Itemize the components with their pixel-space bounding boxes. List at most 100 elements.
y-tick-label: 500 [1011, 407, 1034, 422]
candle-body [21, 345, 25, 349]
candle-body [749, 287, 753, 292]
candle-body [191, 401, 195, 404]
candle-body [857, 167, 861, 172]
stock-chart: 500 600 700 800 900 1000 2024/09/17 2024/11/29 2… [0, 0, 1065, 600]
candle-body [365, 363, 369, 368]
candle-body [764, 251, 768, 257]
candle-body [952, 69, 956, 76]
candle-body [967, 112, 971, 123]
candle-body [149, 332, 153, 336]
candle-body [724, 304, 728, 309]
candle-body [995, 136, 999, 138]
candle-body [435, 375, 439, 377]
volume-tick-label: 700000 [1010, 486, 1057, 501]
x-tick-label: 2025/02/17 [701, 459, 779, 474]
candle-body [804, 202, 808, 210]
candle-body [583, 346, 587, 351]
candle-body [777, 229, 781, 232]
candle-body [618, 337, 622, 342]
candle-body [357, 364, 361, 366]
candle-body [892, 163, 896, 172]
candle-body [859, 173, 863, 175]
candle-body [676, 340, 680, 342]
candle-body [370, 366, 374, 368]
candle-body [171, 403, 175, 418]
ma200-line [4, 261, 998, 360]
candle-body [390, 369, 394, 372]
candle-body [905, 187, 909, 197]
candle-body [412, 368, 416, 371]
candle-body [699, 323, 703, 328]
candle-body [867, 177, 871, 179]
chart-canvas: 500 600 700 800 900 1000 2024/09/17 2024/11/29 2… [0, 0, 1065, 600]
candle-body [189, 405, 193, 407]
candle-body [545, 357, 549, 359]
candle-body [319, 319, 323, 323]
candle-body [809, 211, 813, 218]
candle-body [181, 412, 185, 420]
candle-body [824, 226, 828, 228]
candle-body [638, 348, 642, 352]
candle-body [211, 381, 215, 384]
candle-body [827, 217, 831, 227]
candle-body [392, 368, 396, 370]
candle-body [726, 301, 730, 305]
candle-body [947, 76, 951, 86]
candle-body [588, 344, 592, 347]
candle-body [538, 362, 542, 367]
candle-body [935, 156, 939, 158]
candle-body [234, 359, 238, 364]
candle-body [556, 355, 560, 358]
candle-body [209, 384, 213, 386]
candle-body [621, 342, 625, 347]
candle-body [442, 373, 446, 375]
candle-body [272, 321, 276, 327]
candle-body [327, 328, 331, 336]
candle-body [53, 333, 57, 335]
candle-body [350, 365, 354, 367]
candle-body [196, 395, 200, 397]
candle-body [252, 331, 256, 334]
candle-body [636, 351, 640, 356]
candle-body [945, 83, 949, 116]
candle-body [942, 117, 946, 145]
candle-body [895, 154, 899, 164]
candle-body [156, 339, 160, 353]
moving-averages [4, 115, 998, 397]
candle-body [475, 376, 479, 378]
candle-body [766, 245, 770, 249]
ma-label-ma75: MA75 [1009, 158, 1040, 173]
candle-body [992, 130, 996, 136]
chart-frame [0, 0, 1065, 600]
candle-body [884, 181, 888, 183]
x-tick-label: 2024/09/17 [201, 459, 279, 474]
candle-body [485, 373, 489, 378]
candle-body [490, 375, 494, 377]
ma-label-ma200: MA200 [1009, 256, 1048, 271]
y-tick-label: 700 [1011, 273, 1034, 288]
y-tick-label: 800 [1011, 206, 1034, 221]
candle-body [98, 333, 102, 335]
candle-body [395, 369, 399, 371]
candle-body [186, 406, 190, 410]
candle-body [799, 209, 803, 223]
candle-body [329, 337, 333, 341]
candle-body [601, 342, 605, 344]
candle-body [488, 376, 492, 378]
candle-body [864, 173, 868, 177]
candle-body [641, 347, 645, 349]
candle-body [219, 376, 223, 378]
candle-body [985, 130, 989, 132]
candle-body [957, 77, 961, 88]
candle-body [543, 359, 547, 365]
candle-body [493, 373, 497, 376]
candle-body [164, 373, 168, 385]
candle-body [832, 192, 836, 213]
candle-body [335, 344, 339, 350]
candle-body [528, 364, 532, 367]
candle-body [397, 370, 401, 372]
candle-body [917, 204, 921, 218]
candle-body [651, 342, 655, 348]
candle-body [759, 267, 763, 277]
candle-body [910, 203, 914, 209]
-.-.-
#### Objectif:
Transformez les lignes ci-dessus en liste numérotée, en omettant les lignes vides.

#### Réponse attendue:
1. Itemize the components with their pixel-space bounding boxes. List at most 100 elements.
2. y-tick-label: 500 [1011, 407, 1034, 422]
3. candle-body [21, 345, 25, 349]
4. candle-body [749, 287, 753, 292]
5. candle-body [191, 401, 195, 404]
6. candle-body [857, 167, 861, 172]
7. stock-chart: 500 600 700 800 900 1000 2024/09/17 2024/11/29 2… [0, 0, 1065, 600]
8. candle-body [365, 363, 369, 368]
9. candle-body [764, 251, 768, 257]
10. candle-body [952, 69, 956, 76]
11. candle-body [967, 112, 971, 123]
12. candle-body [149, 332, 153, 336]
13. candle-body [724, 304, 728, 309]
14. candle-body [995, 136, 999, 138]
15. candle-body [435, 375, 439, 377]
16. volume-tick-label: 700000 [1010, 486, 1057, 501]
17. x-tick-label: 2025/02/17 [701, 459, 779, 474]
18. candle-body [804, 202, 808, 210]
19. candle-body [583, 346, 587, 351]
20. candle-body [777, 229, 781, 232]
21. candle-body [618, 337, 622, 342]
22. candle-body [357, 364, 361, 366]
23. candle-body [892, 163, 896, 172]
24. candle-body [859, 173, 863, 175]
25. candle-body [676, 340, 680, 342]
26. candle-body [370, 366, 374, 368]
27. candle-body [171, 403, 175, 418]
28. ma200-line [4, 261, 998, 360]
29. candle-body [390, 369, 394, 372]
30. candle-body [905, 187, 909, 197]
31. candle-body [412, 368, 416, 371]
32. candle-body [699, 323, 703, 328]
33. candle-body [867, 177, 871, 179]
34. chart-canvas: 500 600 700 800 900 1000 2024/09/17 2024/11/29 2… [0, 0, 1065, 600]
35. candle-body [189, 405, 193, 407]
36. candle-body [545, 357, 549, 359]
37. candle-body [319, 319, 323, 323]
38. candle-body [809, 211, 813, 218]
39. candle-body [181, 412, 185, 420]
40. candle-body [824, 226, 828, 228]
41. candle-body [638, 348, 642, 352]
42. candle-body [211, 381, 215, 384]
43. candle-body [827, 217, 831, 227]
44. candle-body [392, 368, 396, 370]
45. candle-body [726, 301, 730, 305]
46. candle-body [947, 76, 951, 86]
47. candle-body [588, 344, 592, 347]
48. candle-body [538, 362, 542, 367]
49. candle-body [935, 156, 939, 158]
50. candle-body [234, 359, 238, 364]
51. candle-body [556, 355, 560, 358]
52. candle-body [209, 384, 213, 386]
53. candle-body [621, 342, 625, 347]
54. candle-body [442, 373, 446, 375]
55. candle-body [272, 321, 276, 327]
56. candle-body [327, 328, 331, 336]
57. candle-body [53, 333, 57, 335]
58. candle-body [350, 365, 354, 367]
59. candle-body [196, 395, 200, 397]
60. candle-body [252, 331, 256, 334]
61. candle-body [636, 351, 640, 356]
62. candle-body [945, 83, 949, 116]
63. candle-body [942, 117, 946, 145]
64. candle-body [895, 154, 899, 164]
65. candle-body [156, 339, 160, 353]
66. moving-averages [4, 115, 998, 397]
67. candle-body [475, 376, 479, 378]
68. candle-body [766, 245, 770, 249]
69. ma-label-ma75: MA75 [1009, 158, 1040, 173]
70. candle-body [992, 130, 996, 136]
71. chart-frame [0, 0, 1065, 600]
72. candle-body [884, 181, 888, 183]
73. x-tick-label: 2024/09/17 [201, 459, 279, 474]
74. candle-body [485, 373, 489, 378]
75. candle-body [490, 375, 494, 377]
76. ma-label-ma200: MA200 [1009, 256, 1048, 271]
77. y-tick-label: 700 [1011, 273, 1034, 288]
78. y-tick-label: 800 [1011, 206, 1034, 221]
79. candle-body [98, 333, 102, 335]
80. candle-body [395, 369, 399, 371]
81. candle-body [186, 406, 190, 410]
82. candle-body [799, 209, 803, 223]
83. candle-body [329, 337, 333, 341]
84. candle-body [601, 342, 605, 344]
85. candle-body [488, 376, 492, 378]
86. candle-body [864, 173, 868, 177]
87. candle-body [641, 347, 645, 349]
88. candle-body [219, 376, 223, 378]
89. candle-body [985, 130, 989, 132]
90. candle-body [957, 77, 961, 88]
91. candle-body [543, 359, 547, 365]
92. candle-body [493, 373, 497, 376]
93. candle-body [164, 373, 168, 385]
94. candle-body [832, 192, 836, 213]
95. candle-body [335, 344, 339, 350]
96. candle-body [528, 364, 532, 367]
97. candle-body [397, 370, 401, 372]
98. candle-body [917, 204, 921, 218]
99. candle-body [651, 342, 655, 348]
100. candle-body [759, 267, 763, 277]
101. candle-body [910, 203, 914, 209]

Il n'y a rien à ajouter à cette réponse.